**Exercise objective**
Pull out every line with the word "knowledge".

**Recorded data**
(begin)

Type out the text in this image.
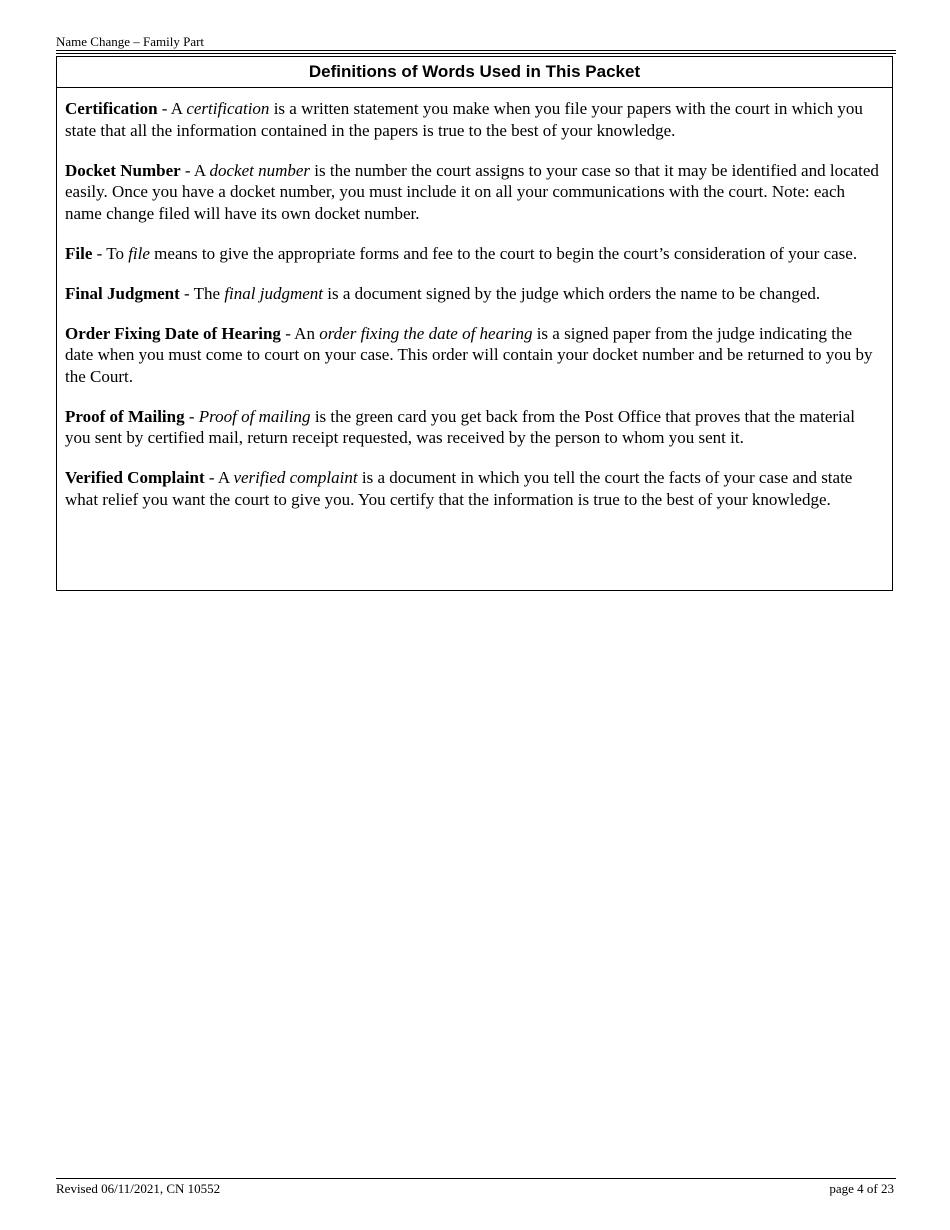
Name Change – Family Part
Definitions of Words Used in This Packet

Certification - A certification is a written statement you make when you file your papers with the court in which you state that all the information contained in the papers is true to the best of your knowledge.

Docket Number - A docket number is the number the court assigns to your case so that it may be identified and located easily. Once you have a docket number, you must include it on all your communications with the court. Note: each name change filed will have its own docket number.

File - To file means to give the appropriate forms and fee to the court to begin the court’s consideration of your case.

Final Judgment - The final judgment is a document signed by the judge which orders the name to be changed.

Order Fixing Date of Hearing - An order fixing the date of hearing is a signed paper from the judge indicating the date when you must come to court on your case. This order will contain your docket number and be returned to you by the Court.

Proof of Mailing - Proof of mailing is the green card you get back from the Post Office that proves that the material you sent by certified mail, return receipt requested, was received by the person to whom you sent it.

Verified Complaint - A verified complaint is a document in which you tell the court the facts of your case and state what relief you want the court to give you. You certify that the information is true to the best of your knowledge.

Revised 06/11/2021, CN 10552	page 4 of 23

(end)

**Exercise output**
Certification - A certification is a written statement you make when you file your papers with the court in which you state that all the information contained in the papers is true to the best of your knowledge.
Verified Complaint - A verified complaint is a document in which you tell the court the facts of your case and state what relief you want the court to give you. You certify that the information is true to the best of your knowledge.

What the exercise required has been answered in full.